Quote each record exactly, please, leaving none out.

Information supplied:
───
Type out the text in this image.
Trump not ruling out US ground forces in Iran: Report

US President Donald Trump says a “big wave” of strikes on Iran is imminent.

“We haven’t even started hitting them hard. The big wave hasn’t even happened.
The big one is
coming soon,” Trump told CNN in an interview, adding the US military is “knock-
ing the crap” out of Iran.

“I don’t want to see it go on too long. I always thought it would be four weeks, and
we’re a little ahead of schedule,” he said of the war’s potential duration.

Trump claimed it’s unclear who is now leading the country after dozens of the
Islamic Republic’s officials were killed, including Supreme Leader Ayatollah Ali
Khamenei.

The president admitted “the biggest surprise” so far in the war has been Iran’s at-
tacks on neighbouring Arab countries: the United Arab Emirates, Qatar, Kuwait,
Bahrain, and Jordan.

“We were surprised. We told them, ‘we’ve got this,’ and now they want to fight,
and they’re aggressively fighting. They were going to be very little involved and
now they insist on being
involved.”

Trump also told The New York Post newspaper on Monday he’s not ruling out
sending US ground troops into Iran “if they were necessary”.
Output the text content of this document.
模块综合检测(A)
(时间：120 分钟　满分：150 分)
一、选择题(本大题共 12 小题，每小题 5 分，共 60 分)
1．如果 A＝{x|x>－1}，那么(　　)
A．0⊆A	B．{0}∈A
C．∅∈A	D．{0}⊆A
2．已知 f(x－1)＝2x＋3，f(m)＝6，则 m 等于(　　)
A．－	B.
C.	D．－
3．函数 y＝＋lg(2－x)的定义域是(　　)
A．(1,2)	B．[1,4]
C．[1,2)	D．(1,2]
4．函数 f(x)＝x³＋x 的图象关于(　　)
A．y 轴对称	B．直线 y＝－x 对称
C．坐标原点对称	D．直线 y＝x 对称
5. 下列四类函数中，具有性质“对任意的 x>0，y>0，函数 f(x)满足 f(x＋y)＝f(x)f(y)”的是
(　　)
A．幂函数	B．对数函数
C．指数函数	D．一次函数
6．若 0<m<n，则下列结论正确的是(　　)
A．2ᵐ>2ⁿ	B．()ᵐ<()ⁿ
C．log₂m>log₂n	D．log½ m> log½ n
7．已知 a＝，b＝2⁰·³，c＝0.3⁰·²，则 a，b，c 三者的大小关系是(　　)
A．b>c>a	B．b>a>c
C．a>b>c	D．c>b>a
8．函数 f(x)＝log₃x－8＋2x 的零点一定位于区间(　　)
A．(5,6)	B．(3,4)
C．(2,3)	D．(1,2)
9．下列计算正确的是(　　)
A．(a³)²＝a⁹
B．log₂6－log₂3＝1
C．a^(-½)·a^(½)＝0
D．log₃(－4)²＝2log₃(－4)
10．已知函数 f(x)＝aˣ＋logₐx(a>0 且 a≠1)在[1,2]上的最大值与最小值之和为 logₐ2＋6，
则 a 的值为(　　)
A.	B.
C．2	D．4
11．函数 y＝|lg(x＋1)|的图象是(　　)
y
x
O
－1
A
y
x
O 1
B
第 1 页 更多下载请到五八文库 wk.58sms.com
───
Answer for the task:
Type out the text in this image.
Trump not ruling out US ground forces in Iran: Report

US President Donald Trump says a “big wave” of strikes on Iran is imminent.

“We haven’t even started hitting them hard. The big wave hasn’t even happened.
The big one is
coming soon,” Trump told CNN in an interview, adding the US military is “knock-
ing the crap” out of Iran.

“I don’t want to see it go on too long. I always thought it would be four weeks, and
we’re a little ahead of schedule,” he said of the war’s potential duration.

Trump claimed it’s unclear who is now leading the country after dozens of the
Islamic Republic’s officials were killed, including Supreme Leader Ayatollah Ali
Khamenei.

The president admitted “the biggest surprise” so far in the war has been Iran’s at-
tacks on neighbouring Arab countries: the United Arab Emirates, Qatar, Kuwait,
Bahrain, and Jordan.

“We were surprised. We told them, ‘we’ve got this,’ and now they want to fight,
and they’re aggressively fighting. They were going to be very little involved and
now they insist on being
involved.”

Trump also told The New York Post newspaper on Monday he’s not ruling out
sending US ground troops into Iran “if they were necessary”.
Output the text content of this document.
模块综合检测(A)
(时间：120 分钟　满分：150 分)
一、选择题(本大题共 12 小题，每小题 5 分，共 60 分)
1．如果 A＝{x|x>－1}，那么(　　)
A．0⊆A	B．{0}∈A
C．∅∈A	D．{0}⊆A
2．已知 f(x－1)＝2x＋3，f(m)＝6，则 m 等于(　　)
A．－	B.
C.	D．－
3．函数 y＝＋lg(2－x)的定义域是(　　)
A．(1,2)	B．[1,4]
C．[1,2)	D．(1,2]
4．函数 f(x)＝x³＋x 的图象关于(　　)
A．y 轴对称	B．直线 y＝－x 对称
C．坐标原点对称	D．直线 y＝x 对称
5. 下列四类函数中，具有性质“对任意的 x>0，y>0，函数 f(x)满足 f(x＋y)＝f(x)f(y)”的是
(　　)
A．幂函数	B．对数函数
C．指数函数	D．一次函数
6．若 0<m<n，则下列结论正确的是(　　)
A．2ᵐ>2ⁿ	B．()ᵐ<()ⁿ
C．log₂m>log₂n	D．log½ m> log½ n
7．已知 a＝，b＝2⁰·³，c＝0.3⁰·²，则 a，b，c 三者的大小关系是(　　)
A．b>c>a	B．b>a>c
C．a>b>c	D．c>b>a
8．函数 f(x)＝log₃x－8＋2x 的零点一定位于区间(　　)
A．(5,6)	B．(3,4)
C．(2,3)	D．(1,2)
9．下列计算正确的是(　　)
A．(a³)²＝a⁹
B．log₂6－log₂3＝1
C．a^(-½)·a^(½)＝0
D．log₃(－4)²＝2log₃(－4)
10．已知函数 f(x)＝aˣ＋logₐx(a>0 且 a≠1)在[1,2]上的最大值与最小值之和为 logₐ2＋6，
则 a 的值为(　　)
A.	B.
C．2	D．4
11．函数 y＝|lg(x＋1)|的图象是(　　)
y
x
O
－1
A
y
x
O 1
B
第 1 页 更多下载请到五八文库 wk.58sms.com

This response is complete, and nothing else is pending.